• THE TASK:
Which lines in the material below contain the word "Additional"? Copy each of them.

• Dataset records:
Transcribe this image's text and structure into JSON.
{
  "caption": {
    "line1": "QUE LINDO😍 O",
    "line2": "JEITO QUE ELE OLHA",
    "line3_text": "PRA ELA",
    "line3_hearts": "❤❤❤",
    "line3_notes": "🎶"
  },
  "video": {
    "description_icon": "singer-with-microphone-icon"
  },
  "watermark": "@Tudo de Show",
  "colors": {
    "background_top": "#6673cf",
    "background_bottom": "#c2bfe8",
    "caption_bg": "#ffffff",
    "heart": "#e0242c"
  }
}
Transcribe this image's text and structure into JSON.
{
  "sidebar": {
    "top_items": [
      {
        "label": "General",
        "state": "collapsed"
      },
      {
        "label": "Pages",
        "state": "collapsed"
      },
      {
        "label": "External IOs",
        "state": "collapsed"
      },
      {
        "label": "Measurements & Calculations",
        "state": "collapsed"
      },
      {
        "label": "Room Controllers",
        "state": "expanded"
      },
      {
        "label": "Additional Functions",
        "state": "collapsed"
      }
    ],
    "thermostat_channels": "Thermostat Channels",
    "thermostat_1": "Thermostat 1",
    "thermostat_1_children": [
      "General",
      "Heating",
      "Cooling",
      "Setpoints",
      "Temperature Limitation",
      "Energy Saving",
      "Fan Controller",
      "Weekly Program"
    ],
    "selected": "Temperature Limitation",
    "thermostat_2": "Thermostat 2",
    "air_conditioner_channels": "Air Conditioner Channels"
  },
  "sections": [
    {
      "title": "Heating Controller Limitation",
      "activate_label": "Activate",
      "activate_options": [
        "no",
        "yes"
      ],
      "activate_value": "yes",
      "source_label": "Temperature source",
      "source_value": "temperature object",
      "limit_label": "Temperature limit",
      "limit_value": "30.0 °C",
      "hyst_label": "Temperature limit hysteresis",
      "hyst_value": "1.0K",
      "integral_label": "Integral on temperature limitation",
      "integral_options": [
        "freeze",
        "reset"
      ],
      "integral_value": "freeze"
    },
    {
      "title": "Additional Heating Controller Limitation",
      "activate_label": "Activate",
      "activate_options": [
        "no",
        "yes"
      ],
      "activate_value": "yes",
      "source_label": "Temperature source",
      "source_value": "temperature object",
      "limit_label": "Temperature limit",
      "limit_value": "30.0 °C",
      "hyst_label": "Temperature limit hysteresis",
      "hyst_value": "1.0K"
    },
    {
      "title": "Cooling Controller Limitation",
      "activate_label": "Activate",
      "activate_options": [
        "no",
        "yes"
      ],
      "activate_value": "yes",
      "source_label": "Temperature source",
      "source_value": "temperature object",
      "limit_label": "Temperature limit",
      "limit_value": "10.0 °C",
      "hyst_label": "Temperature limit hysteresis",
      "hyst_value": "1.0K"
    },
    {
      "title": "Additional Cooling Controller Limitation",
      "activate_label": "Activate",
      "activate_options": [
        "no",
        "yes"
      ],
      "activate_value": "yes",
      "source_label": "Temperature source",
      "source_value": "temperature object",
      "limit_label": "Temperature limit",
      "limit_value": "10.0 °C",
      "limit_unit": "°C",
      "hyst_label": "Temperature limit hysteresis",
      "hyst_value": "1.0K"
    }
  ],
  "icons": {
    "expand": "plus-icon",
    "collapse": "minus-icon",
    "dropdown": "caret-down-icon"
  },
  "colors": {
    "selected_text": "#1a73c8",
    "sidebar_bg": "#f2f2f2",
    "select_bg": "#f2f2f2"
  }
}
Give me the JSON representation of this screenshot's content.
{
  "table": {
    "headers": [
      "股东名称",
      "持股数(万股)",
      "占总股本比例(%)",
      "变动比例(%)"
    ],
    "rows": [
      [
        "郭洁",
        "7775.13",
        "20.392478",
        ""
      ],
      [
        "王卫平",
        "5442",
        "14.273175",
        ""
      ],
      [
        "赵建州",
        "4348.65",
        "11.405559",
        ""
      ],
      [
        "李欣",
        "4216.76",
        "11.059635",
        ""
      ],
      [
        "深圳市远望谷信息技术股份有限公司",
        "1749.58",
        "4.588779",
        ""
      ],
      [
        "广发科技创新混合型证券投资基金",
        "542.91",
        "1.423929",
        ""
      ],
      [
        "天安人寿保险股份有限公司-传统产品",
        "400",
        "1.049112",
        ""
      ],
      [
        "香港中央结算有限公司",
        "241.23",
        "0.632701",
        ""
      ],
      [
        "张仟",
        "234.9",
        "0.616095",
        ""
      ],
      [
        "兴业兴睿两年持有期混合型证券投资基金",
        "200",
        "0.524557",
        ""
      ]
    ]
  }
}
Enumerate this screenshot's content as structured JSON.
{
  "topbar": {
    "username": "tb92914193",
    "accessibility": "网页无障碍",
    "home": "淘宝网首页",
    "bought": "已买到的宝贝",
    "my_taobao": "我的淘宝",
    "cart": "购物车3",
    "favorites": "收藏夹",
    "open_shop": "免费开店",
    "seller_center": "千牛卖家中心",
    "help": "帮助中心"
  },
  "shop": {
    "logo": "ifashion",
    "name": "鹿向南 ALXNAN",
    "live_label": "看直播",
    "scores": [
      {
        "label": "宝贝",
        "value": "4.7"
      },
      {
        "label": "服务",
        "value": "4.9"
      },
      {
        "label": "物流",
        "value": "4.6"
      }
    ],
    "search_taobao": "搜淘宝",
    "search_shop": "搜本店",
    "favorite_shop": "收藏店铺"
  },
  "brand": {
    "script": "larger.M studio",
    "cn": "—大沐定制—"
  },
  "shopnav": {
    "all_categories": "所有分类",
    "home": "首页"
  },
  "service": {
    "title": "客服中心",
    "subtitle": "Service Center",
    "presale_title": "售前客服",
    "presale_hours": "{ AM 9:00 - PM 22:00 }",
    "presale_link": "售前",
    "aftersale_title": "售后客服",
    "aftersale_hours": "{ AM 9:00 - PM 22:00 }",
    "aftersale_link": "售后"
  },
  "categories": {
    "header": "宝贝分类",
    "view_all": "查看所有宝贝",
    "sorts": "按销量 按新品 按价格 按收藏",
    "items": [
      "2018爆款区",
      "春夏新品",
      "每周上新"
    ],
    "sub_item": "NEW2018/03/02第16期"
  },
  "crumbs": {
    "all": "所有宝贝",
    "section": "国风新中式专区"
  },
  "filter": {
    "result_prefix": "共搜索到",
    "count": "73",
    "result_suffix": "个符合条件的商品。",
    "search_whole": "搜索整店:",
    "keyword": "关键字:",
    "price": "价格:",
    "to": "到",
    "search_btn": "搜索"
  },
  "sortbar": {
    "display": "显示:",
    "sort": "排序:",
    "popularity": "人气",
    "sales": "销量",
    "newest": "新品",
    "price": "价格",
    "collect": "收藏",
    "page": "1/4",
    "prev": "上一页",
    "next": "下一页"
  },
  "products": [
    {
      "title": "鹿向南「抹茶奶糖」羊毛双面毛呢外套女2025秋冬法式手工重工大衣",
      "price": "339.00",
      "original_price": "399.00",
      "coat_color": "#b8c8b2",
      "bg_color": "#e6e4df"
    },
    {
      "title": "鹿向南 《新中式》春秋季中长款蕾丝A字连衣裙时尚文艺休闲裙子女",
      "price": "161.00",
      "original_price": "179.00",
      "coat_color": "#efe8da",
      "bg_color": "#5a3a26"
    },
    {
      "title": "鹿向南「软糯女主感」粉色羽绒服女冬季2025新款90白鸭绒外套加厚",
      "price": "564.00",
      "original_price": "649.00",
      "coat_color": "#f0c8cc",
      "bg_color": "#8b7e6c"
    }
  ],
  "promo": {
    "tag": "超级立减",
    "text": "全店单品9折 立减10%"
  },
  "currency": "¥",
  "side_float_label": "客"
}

• FINAL RESULT:
        "label": "Additional Functions",
      "title": "Additional Heating Controller Limitation",
      "title": "Additional Cooling Controller Limitation",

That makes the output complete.